Figure record extracts:

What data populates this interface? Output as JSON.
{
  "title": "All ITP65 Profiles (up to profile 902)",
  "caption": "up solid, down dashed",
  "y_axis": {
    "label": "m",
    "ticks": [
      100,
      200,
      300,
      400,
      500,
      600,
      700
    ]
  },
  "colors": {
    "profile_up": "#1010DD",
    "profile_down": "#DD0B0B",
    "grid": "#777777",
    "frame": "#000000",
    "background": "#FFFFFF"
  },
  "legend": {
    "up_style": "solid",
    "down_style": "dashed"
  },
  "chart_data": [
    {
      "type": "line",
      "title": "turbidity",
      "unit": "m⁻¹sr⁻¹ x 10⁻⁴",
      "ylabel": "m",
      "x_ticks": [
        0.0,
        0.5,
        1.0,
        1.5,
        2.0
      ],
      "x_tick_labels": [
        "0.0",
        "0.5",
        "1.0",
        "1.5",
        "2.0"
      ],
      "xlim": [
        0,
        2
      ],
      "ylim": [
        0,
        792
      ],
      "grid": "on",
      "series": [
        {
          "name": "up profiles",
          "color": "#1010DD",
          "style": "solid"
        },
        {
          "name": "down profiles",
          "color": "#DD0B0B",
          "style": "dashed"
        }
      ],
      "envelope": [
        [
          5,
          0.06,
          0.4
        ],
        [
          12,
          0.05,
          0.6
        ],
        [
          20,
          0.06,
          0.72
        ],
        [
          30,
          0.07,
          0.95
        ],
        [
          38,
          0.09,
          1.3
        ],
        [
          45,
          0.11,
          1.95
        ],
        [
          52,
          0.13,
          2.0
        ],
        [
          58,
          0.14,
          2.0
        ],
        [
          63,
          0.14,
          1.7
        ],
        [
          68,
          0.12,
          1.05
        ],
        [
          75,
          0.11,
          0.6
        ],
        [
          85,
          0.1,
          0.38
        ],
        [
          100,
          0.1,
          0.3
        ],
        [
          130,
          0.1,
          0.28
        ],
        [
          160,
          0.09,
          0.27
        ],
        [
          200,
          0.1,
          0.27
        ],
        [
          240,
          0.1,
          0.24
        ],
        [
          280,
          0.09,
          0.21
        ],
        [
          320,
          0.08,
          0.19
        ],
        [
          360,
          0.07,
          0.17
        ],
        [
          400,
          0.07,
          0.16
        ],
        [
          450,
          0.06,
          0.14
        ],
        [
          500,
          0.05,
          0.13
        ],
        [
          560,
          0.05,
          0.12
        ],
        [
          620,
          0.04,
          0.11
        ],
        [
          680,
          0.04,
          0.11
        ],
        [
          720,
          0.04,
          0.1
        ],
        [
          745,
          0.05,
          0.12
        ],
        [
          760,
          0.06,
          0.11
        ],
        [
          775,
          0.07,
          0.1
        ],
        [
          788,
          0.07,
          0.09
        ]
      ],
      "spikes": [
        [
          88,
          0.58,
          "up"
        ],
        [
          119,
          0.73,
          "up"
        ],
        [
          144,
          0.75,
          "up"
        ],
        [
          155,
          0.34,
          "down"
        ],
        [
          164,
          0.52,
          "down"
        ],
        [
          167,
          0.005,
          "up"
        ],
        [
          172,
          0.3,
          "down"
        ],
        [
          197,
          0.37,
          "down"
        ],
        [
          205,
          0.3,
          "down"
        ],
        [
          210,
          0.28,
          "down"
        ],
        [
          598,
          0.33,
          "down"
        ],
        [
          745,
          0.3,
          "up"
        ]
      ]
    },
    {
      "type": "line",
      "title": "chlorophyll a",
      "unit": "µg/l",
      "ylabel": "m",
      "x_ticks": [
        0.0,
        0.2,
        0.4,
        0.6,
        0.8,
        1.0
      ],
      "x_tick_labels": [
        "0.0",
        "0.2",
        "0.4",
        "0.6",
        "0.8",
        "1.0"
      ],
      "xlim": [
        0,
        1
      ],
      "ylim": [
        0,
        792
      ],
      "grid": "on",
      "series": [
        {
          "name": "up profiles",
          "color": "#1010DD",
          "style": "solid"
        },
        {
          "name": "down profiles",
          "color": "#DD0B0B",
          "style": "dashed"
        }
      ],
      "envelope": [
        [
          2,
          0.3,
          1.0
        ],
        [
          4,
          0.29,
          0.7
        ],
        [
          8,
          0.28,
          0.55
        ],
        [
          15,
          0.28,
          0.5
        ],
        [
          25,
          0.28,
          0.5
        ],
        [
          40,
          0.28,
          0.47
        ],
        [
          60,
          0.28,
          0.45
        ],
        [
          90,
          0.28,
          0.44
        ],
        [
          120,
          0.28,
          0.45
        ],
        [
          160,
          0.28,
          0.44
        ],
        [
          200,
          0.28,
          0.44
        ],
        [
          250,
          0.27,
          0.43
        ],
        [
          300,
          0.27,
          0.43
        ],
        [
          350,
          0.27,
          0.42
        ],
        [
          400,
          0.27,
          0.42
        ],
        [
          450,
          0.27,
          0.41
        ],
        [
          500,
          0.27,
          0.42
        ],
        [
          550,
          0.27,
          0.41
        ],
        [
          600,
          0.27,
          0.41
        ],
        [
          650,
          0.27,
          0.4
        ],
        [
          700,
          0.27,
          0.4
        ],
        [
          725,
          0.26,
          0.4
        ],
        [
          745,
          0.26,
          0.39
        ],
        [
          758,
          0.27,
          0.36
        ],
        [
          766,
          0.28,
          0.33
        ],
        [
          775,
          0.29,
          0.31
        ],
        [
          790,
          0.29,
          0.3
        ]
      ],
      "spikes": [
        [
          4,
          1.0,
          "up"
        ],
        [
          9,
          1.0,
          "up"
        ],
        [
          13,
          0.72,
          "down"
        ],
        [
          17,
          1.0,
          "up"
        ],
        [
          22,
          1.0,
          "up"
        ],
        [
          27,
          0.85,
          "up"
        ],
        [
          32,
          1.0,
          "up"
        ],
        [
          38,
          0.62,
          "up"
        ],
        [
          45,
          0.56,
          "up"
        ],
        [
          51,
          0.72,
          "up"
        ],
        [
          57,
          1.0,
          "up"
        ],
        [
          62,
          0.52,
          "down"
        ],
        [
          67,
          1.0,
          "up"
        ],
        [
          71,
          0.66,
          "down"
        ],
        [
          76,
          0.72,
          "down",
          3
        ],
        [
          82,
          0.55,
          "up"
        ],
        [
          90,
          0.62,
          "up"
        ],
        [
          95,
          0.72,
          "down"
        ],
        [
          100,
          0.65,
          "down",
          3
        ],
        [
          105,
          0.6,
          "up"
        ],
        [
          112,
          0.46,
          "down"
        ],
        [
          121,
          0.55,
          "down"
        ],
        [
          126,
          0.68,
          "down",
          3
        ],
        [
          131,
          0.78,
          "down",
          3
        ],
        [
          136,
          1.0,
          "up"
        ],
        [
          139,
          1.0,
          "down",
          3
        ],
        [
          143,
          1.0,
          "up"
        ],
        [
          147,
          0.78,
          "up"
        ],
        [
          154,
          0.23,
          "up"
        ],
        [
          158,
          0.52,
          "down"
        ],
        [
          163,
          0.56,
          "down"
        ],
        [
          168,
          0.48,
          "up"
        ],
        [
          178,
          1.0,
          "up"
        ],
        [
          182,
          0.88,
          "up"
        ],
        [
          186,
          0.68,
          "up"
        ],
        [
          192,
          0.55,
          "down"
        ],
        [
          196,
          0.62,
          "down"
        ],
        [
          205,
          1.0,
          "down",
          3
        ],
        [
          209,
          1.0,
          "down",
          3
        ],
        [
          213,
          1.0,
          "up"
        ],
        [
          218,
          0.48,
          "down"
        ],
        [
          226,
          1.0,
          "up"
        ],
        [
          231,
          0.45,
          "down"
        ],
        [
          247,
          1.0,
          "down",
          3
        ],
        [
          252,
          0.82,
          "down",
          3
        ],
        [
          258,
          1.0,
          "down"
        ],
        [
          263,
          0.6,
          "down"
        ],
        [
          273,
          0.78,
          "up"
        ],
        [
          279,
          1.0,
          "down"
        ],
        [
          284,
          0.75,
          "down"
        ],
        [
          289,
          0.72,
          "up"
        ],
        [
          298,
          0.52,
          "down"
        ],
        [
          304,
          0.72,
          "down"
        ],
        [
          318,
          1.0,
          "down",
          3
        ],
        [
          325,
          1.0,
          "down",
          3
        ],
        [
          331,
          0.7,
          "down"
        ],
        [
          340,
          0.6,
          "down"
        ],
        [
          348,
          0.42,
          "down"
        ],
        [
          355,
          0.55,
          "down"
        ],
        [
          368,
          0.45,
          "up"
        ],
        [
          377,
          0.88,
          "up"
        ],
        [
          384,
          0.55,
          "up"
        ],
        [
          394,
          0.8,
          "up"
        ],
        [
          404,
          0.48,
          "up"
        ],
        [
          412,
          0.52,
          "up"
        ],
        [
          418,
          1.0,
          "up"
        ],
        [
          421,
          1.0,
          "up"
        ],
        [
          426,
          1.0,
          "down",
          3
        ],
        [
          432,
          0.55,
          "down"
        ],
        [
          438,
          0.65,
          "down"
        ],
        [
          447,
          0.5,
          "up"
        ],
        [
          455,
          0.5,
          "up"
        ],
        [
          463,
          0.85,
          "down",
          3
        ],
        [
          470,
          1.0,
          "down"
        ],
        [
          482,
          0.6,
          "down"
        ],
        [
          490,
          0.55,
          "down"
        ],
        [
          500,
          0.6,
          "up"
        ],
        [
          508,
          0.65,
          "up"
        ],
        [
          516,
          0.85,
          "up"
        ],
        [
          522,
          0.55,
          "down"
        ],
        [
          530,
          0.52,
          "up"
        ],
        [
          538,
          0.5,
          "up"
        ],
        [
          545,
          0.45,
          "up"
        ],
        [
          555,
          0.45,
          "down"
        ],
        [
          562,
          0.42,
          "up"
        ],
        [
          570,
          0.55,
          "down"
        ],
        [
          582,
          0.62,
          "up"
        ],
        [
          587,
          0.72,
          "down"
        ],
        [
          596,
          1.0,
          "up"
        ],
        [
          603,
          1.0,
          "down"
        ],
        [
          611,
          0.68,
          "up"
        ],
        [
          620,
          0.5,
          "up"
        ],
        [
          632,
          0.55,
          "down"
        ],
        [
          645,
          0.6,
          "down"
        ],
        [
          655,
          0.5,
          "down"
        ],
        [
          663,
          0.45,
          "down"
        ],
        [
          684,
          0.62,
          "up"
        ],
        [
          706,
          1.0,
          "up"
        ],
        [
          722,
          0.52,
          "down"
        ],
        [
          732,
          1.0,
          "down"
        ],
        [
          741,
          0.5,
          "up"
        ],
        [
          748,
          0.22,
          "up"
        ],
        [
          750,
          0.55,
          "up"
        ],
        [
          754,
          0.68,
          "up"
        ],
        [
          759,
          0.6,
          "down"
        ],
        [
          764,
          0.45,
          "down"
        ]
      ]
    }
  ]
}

* To do:
Search the data above for the string "dashed" and return every line that has it.

* Written solution:
  "caption": "up solid, down dashed",
    "down_style": "dashed"
          "style": "dashed"
          "style": "dashed"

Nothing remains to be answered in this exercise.